══ PROVIDED RECORDS

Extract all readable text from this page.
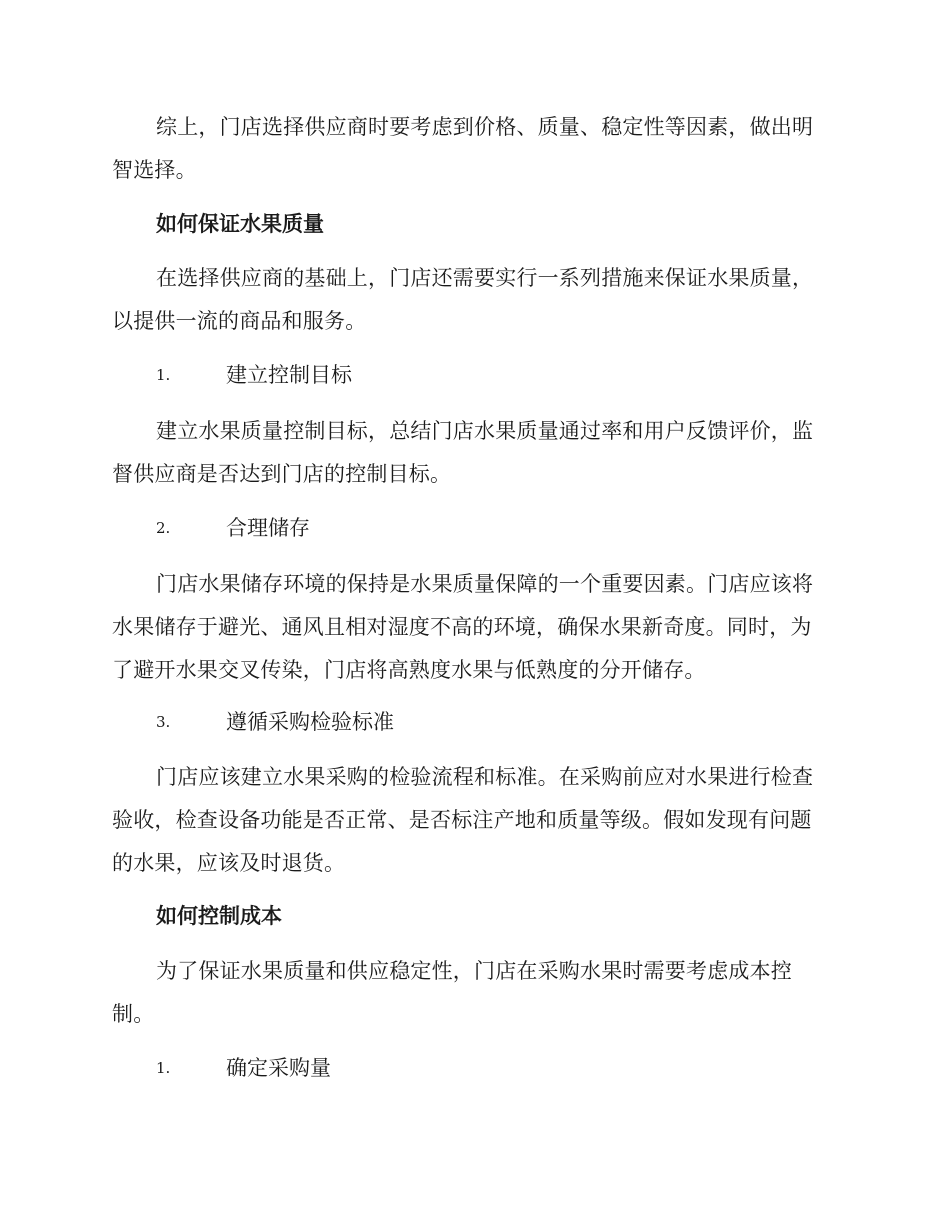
综上，门店选择供应商时要考虑到价格、质量、稳定性等因素，做出明智选择。

如何保证水果质量

在选择供应商的基础上，门店还需要实行一系列措施来保证水果质量，以提供一流的商品和服务。

1.	建立控制目标

建立水果质量控制目标，总结门店水果质量通过率和用户反馈评价，监督供应商是否达到门店的控制目标。

2.	合理储存

门店水果储存环境的保持是水果质量保障的一个重要因素。门店应该将水果储存于避光、通风且相对湿度不高的环境，确保水果新奇度。同时，为了避开水果交叉传染，门店将高熟度水果与低熟度的分开储存。

3.	遵循采购检验标准

门店应该建立水果采购的检验流程和标准。在采购前应对水果进行检查验收，检查设备功能是否正常、是否标注产地和质量等级。假如发现有问题的水果，应该及时退货。

如何控制成本

为了保证水果质量和供应稳定性，门店在采购水果时需要考虑成本控制。

1.	确定采购量
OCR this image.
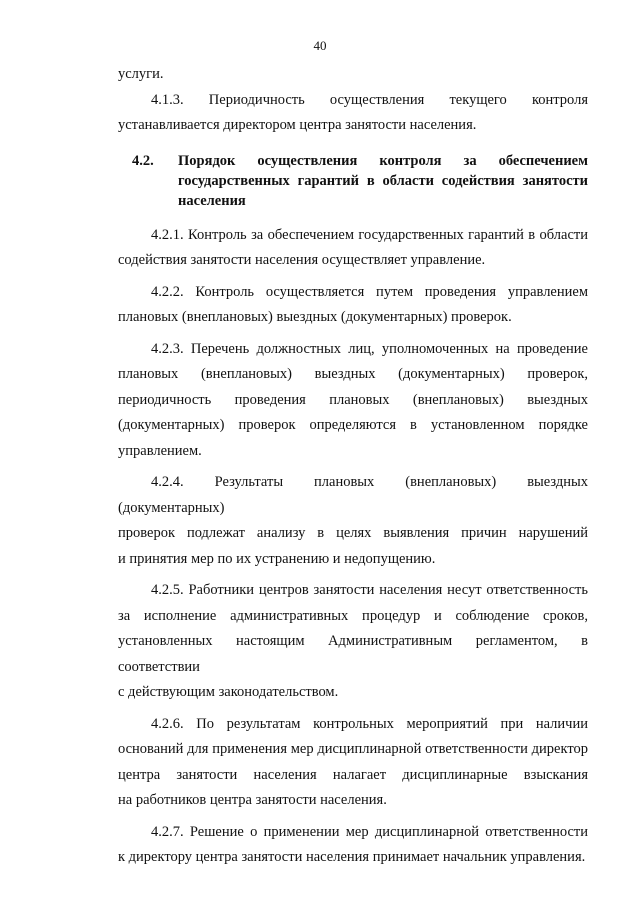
40

услуги.

4.1.3. Периодичность осуществления текущего контроля
устанавливается директором центра занятости населения.

4.2.	Порядок осуществления контроля за обеспечением
государственных гарантий в области содействия занятости
населения

4.2.1. Контроль за обеспечением государственных гарантий в области
содействия занятости населения осуществляет управление.

4.2.2. Контроль осуществляется путем проведения управлением
плановых (внеплановых) выездных (документарных) проверок.

4.2.3. Перечень должностных лиц, уполномоченных на проведение
плановых (внеплановых) выездных (документарных) проверок,
периодичность проведения плановых (внеплановых) выездных
(документарных) проверок определяются в установленном порядке
управлением.

4.2.4. Результаты плановых (внеплановых) выездных (документарных)
проверок подлежат анализу в целях выявления причин нарушений
и принятия мер по их устранению и недопущению.

4.2.5. Работники центров занятости населения несут ответственность
за исполнение административных процедур и соблюдение сроков,
установленных настоящим Административным регламентом, в соответствии
с действующим законодательством.

4.2.6. По результатам контрольных мероприятий при наличии
оснований для применения мер дисциплинарной ответственности директор
центра занятости населения налагает дисциплинарные взыскания
на работников центра занятости населения.

4.2.7. Решение о применении мер дисциплинарной ответственности
к директору центра занятости населения принимает начальник управления.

════

#### DIRECTIONS:
Tell how many lines of the records above hold the string "выездных". Give no other text.

#### THE OUTPUT:
4